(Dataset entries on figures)
━━━━

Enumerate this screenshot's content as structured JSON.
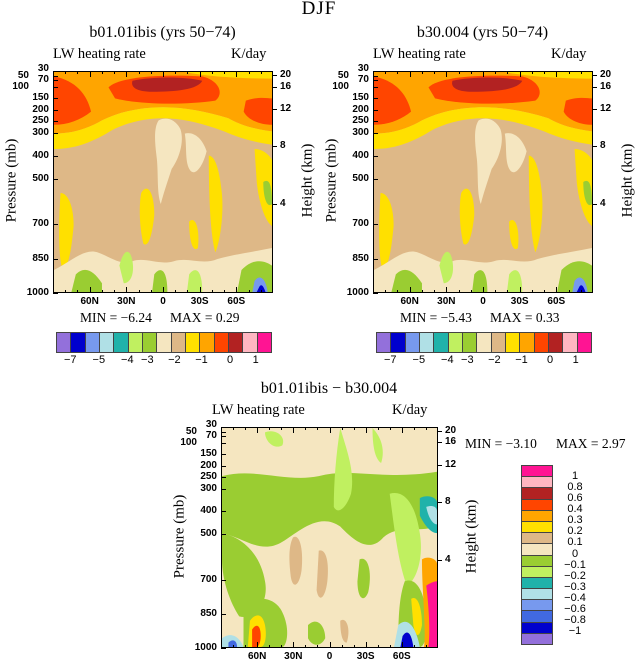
{
  "title": "DJF",
  "chart_data": [
    {
      "type": "contour",
      "title": "b01.01ibis (yrs 50−74)",
      "left_label": "LW heating rate",
      "right_label": "K/day",
      "ylabel": "Pressure (mb)",
      "ylabel_right": "Height (km)",
      "x_ticks": [
        "60N",
        "30N",
        "0",
        "30S",
        "60S"
      ],
      "y_ticks": [
        "30",
        "50",
        "70",
        "100",
        "150",
        "200",
        "250",
        "300",
        "400",
        "500",
        "700",
        "850",
        "1000"
      ],
      "y_right_ticks": [
        "20",
        "16",
        "12",
        "8",
        "4"
      ],
      "min_text": "MIN  =   −6.24",
      "max_text": "MAX  =    0.29",
      "colorbar_labels": [
        "−7",
        "−5",
        "−4",
        "−3",
        "−2",
        "−1",
        "0",
        "1"
      ]
    },
    {
      "type": "contour",
      "title": "b30.004 (yrs 50−74)",
      "left_label": "LW heating rate",
      "right_label": "K/day",
      "ylabel": "Pressure (mb)",
      "ylabel_right": "Height (km)",
      "x_ticks": [
        "60N",
        "30N",
        "0",
        "30S",
        "60S"
      ],
      "y_ticks": [
        "30",
        "50",
        "70",
        "100",
        "150",
        "200",
        "250",
        "300",
        "400",
        "500",
        "700",
        "850",
        "1000"
      ],
      "y_right_ticks": [
        "20",
        "16",
        "12",
        "8",
        "4"
      ],
      "min_text": "MIN  =   −5.43",
      "max_text": "MAX  =    0.33",
      "colorbar_labels": [
        "−7",
        "−5",
        "−4",
        "−3",
        "−2",
        "−1",
        "0",
        "1"
      ]
    },
    {
      "type": "contour",
      "title": "b01.01ibis − b30.004",
      "left_label": "LW heating rate",
      "right_label": "K/day",
      "ylabel": "Pressure (mb)",
      "ylabel_right": "Height (km)",
      "x_ticks": [
        "60N",
        "30N",
        "0",
        "30S",
        "60S"
      ],
      "y_ticks": [
        "30",
        "50",
        "70",
        "100",
        "150",
        "200",
        "250",
        "300",
        "400",
        "500",
        "700",
        "850",
        "1000"
      ],
      "y_right_ticks": [
        "20",
        "16",
        "12",
        "8",
        "4"
      ],
      "min_text": "MIN  =   −3.10",
      "max_text": "MAX  =    2.97",
      "colorbar_labels": [
        "1",
        "0.8",
        "0.6",
        "0.4",
        "0.3",
        "0.2",
        "0.1",
        "0",
        "−0.1",
        "−0.2",
        "−0.3",
        "−0.4",
        "−0.6",
        "−0.8",
        "−1"
      ]
    }
  ],
  "colors": [
    "#9370DB",
    "#0000CD",
    "#4169E1",
    "#7799EE",
    "#B0E0E6",
    "#20B2AA",
    "#C0F060",
    "#9ACD32",
    "#F5E6C0",
    "#DEB887",
    "#FFE000",
    "#FFA500",
    "#FF4500",
    "#B22222",
    "#FFB6C1",
    "#FF1493"
  ]
}
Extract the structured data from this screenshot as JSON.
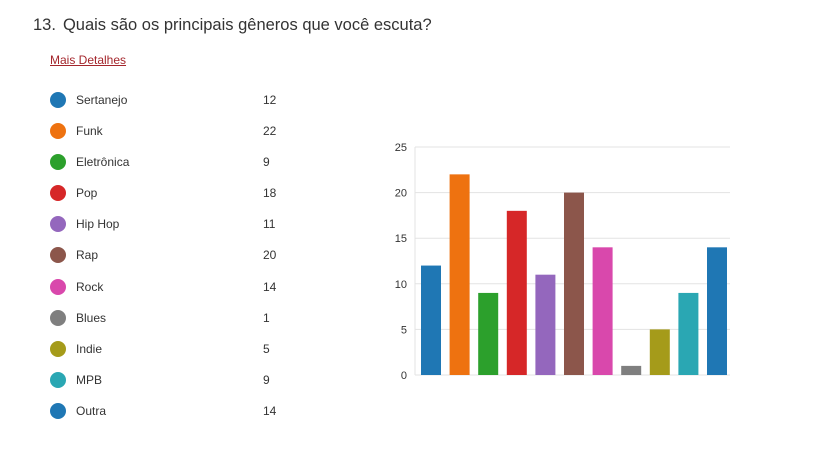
{
  "question": {
    "number": "13.",
    "text": "Quais são os principais gêneros que você escuta?"
  },
  "details_link": "Mais Detalhes",
  "chart_data": {
    "type": "bar",
    "title": "",
    "xlabel": "",
    "ylabel": "",
    "categories": [
      "Sertanejo",
      "Funk",
      "Eletrônica",
      "Pop",
      "Hip Hop",
      "Rap",
      "Rock",
      "Blues",
      "Indie",
      "MPB",
      "Outra"
    ],
    "values": [
      12,
      22,
      9,
      18,
      11,
      20,
      14,
      1,
      5,
      9,
      14
    ],
    "colors": [
      "#1f77b4",
      "#ee7210",
      "#2ca02c",
      "#d62728",
      "#9467bd",
      "#8c564b",
      "#d948ac",
      "#7f7f7f",
      "#a59b1a",
      "#2aa7b3",
      "#1f77b4"
    ],
    "ylim": [
      0,
      25
    ],
    "yticks": [
      "0",
      "5",
      "10",
      "15",
      "20",
      "25"
    ],
    "grid": true,
    "legend": "left"
  }
}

━━━━

**PROBLEM TO WORK ON**
Transcribe the material exactly, and leave out whatever pictures it holds.

**RESULT OF THIS TASK**
Enumerate this screenshot's content as structured JSON.
{
  "title": "DJF",
  "chart_data": [
    {
      "type": "contour",
      "title": "b01.01ibis (yrs 50−74)",
      "left_label": "LW heating rate",
      "right_label": "K/day",
      "ylabel": "Pressure (mb)",
      "ylabel_right": "Height (km)",
      "x_ticks": [
        "60N",
        "30N",
        "0",
        "30S",
        "60S"
      ],
      "y_ticks": [
        "30",
        "50",
        "70",
        "100",
        "150",
        "200",
        "250",
        "300",
        "400",
        "500",
        "700",
        "850",
        "1000"
      ],
      "y_right_ticks": [
        "20",
        "16",
        "12",
        "8",
        "4"
      ],
      "min_text": "MIN  =   −6.24",
      "max_text": "MAX  =    0.29",
      "colorbar_labels": [
        "−7",
        "−5",
        "−4",
        "−3",
        "−2",
        "−1",
        "0",
        "1"
      ]
    },
    {
      "type": "contour",
      "title": "b30.004 (yrs 50−74)",
      "left_label": "LW heating rate",
      "right_label": "K/day",
      "ylabel": "Pressure (mb)",
      "ylabel_right": "Height (km)",
      "x_ticks": [
        "60N",
        "30N",
        "0",
        "30S",
        "60S"
      ],
      "y_ticks": [
        "30",
        "50",
        "70",
        "100",
        "150",
        "200",
        "250",
        "300",
        "400",
        "500",
        "700",
        "850",
        "1000"
      ],
      "y_right_ticks": [
        "20",
        "16",
        "12",
        "8",
        "4"
      ],
      "min_text": "MIN  =   −5.43",
      "max_text": "MAX  =    0.33",
      "colorbar_labels": [
        "−7",
        "−5",
        "−4",
        "−3",
        "−2",
        "−1",
        "0",
        "1"
      ]
    },
    {
      "type": "contour",
      "title": "b01.01ibis − b30.004",
      "left_label": "LW heating rate",
      "right_label": "K/day",
      "ylabel": "Pressure (mb)",
      "ylabel_right": "Height (km)",
      "x_ticks": [
        "60N",
        "30N",
        "0",
        "30S",
        "60S"
      ],
      "y_ticks": [
        "30",
        "50",
        "70",
        "100",
        "150",
        "200",
        "250",
        "300",
        "400",
        "500",
        "700",
        "850",
        "1000"
      ],
      "y_right_ticks": [
        "20",
        "16",
        "12",
        "8",
        "4"
      ],
      "min_text": "MIN  =   −3.10",
      "max_text": "MAX  =    2.97",
      "colorbar_labels": [
        "1",
        "0.8",
        "0.6",
        "0.4",
        "0.3",
        "0.2",
        "0.1",
        "0",
        "−0.1",
        "−0.2",
        "−0.3",
        "−0.4",
        "−0.6",
        "−0.8",
        "−1"
      ]
    }
  ],
  "colors": [
    "#9370DB",
    "#0000CD",
    "#4169E1",
    "#7799EE",
    "#B0E0E6",
    "#20B2AA",
    "#C0F060",
    "#9ACD32",
    "#F5E6C0",
    "#DEB887",
    "#FFE000",
    "#FFA500",
    "#FF4500",
    "#B22222",
    "#FFB6C1",
    "#FF1493"
  ]
}
Extract the structured data from this screenshot as JSON.
{
  "question": {
    "number": "13.",
    "text": "Quais são os principais gêneros que você escuta?"
  },
  "details_link": "Mais Detalhes",
  "chart_data": {
    "type": "bar",
    "title": "",
    "xlabel": "",
    "ylabel": "",
    "categories": [
      "Sertanejo",
      "Funk",
      "Eletrônica",
      "Pop",
      "Hip Hop",
      "Rap",
      "Rock",
      "Blues",
      "Indie",
      "MPB",
      "Outra"
    ],
    "values": [
      12,
      22,
      9,
      18,
      11,
      20,
      14,
      1,
      5,
      9,
      14
    ],
    "colors": [
      "#1f77b4",
      "#ee7210",
      "#2ca02c",
      "#d62728",
      "#9467bd",
      "#8c564b",
      "#d948ac",
      "#7f7f7f",
      "#a59b1a",
      "#2aa7b3",
      "#1f77b4"
    ],
    "ylim": [
      0,
      25
    ],
    "yticks": [
      "0",
      "5",
      "10",
      "15",
      "20",
      "25"
    ],
    "grid": true,
    "legend": "left"
  }
}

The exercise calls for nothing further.